**Exercise:** Give only one thing: the number of lines that include the word "καταχώριση".

# start of Dataset excerpts

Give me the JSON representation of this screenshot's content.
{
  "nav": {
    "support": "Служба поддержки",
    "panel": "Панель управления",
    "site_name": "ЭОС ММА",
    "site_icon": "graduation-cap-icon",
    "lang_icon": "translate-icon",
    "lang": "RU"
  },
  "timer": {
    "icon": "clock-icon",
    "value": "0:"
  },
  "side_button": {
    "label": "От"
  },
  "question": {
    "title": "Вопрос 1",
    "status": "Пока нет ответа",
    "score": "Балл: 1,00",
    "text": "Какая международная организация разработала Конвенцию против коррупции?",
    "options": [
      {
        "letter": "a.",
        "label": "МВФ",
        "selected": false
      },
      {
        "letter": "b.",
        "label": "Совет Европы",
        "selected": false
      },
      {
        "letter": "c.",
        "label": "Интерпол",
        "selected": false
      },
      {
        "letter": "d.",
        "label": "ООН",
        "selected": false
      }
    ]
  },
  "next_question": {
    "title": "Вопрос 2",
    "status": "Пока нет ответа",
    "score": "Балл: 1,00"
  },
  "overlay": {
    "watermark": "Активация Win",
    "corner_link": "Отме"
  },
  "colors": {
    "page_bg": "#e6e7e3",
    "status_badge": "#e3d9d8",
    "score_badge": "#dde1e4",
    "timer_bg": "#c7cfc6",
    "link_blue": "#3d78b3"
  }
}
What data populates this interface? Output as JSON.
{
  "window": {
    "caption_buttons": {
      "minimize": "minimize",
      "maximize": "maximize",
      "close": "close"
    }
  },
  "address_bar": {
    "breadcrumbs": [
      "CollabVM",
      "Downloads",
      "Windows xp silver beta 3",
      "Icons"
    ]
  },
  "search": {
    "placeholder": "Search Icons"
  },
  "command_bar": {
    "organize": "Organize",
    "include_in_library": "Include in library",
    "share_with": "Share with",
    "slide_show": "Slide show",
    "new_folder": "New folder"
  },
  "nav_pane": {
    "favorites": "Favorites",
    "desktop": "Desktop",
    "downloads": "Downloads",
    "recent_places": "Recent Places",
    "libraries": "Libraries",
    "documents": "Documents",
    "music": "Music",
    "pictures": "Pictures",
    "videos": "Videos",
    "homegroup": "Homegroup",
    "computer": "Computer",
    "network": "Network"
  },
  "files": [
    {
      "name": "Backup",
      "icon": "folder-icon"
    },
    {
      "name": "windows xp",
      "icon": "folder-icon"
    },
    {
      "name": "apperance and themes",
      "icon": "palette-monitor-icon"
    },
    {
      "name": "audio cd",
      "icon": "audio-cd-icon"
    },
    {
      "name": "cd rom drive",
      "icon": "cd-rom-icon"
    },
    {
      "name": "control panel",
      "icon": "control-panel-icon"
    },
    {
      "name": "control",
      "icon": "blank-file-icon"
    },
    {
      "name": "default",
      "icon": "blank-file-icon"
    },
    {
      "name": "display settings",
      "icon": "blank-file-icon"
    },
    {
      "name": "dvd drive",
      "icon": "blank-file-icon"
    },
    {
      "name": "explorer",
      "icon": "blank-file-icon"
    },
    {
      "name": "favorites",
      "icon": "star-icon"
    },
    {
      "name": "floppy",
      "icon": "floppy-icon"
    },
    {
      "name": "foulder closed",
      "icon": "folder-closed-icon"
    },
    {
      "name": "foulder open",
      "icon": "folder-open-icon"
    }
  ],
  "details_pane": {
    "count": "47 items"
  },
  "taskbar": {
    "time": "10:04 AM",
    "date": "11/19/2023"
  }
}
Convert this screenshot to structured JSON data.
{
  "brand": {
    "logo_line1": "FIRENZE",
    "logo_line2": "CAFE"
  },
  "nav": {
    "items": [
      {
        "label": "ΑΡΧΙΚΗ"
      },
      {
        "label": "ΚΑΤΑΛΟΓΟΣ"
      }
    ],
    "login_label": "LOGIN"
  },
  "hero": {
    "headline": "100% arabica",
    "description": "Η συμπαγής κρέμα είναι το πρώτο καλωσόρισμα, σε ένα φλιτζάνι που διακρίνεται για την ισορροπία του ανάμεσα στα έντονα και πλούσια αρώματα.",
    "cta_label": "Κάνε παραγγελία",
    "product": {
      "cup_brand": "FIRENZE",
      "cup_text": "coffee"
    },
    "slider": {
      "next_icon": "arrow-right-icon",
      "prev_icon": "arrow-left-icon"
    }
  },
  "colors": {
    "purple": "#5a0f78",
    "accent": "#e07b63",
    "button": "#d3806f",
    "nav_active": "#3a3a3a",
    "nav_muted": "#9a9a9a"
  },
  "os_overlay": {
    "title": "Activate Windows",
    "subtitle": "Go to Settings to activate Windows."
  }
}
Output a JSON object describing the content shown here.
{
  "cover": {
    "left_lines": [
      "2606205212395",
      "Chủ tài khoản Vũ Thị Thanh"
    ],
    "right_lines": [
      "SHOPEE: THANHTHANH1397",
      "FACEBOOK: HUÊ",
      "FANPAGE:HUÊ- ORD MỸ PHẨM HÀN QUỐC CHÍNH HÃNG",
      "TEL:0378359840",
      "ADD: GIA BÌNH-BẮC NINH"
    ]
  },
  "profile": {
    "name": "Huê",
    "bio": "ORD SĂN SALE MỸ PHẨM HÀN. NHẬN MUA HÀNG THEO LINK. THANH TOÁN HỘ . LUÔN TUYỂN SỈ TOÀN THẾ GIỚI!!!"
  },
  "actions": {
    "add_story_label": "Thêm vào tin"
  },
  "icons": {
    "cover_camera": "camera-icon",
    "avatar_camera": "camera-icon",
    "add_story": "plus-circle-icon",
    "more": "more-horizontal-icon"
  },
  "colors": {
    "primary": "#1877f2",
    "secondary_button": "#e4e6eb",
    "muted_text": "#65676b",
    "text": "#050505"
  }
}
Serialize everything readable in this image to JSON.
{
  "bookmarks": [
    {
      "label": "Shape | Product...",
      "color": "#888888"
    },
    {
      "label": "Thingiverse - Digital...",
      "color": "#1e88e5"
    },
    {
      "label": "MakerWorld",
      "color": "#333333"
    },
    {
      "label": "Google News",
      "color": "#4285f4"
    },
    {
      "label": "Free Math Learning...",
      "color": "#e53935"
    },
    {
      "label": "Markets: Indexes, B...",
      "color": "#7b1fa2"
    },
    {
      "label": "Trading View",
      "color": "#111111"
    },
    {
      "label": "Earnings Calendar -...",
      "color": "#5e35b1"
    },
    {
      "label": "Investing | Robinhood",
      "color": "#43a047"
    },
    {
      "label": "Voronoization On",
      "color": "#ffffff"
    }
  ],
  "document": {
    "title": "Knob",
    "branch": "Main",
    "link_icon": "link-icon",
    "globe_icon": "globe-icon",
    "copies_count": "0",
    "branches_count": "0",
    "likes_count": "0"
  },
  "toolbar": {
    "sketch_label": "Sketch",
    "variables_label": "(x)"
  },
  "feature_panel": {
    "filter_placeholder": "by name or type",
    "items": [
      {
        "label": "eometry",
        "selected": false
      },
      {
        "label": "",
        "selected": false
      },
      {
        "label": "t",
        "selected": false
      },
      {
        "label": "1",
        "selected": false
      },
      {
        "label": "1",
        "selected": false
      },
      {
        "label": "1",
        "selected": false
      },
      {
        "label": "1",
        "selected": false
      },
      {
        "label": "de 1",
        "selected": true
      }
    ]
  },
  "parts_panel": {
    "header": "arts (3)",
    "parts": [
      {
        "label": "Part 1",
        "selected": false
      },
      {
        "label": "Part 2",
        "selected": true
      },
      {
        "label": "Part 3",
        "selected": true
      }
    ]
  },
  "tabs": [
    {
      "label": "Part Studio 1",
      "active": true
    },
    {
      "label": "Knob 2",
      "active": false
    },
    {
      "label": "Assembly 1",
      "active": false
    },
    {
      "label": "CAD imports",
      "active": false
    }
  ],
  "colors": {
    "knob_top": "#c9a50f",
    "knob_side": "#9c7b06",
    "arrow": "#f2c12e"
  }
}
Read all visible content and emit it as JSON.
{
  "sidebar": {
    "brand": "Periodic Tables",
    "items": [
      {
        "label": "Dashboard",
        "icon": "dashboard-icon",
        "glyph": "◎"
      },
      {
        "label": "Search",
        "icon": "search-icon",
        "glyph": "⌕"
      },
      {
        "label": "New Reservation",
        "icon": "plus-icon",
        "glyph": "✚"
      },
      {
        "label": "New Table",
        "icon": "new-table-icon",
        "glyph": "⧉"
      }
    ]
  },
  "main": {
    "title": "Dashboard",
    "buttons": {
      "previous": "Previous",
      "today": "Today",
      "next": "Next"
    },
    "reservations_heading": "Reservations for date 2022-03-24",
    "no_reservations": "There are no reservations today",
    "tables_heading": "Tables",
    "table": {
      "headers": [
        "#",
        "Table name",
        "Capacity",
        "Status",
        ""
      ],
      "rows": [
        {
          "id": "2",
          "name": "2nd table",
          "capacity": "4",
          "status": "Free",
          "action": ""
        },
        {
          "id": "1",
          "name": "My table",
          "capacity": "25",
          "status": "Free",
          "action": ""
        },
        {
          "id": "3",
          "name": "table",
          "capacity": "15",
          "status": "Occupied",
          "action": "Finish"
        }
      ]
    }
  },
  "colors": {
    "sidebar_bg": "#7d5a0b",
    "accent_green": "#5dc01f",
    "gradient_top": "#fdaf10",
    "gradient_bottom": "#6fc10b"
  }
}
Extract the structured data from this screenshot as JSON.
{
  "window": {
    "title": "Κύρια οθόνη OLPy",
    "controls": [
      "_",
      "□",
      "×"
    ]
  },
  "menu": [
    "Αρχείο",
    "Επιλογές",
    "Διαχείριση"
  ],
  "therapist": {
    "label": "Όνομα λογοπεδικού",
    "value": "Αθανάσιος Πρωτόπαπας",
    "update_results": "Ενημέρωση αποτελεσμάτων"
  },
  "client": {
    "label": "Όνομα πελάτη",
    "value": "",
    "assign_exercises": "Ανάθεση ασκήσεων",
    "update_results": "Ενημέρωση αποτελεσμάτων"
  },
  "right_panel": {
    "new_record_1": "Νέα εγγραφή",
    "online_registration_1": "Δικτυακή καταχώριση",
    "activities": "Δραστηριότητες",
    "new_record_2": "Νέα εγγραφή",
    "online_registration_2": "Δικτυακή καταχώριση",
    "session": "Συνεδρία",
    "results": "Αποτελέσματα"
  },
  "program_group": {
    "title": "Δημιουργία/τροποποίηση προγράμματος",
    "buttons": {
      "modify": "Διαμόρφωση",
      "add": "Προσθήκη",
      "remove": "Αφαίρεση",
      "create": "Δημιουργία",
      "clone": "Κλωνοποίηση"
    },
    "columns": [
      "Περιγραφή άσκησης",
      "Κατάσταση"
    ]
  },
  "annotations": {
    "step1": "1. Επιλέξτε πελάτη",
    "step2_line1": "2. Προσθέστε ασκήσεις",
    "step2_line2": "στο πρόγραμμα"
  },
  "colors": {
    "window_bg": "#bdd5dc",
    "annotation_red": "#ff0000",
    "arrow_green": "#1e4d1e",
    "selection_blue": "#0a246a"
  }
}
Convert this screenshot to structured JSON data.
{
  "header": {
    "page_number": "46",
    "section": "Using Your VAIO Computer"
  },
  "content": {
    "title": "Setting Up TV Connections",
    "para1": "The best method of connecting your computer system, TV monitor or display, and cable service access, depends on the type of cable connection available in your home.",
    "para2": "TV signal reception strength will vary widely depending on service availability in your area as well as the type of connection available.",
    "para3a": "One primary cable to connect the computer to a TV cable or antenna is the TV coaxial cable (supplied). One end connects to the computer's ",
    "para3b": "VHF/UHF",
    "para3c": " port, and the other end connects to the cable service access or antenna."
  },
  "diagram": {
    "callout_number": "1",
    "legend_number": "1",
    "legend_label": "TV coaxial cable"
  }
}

# end of Dataset excerpts

**Result of this task:** 2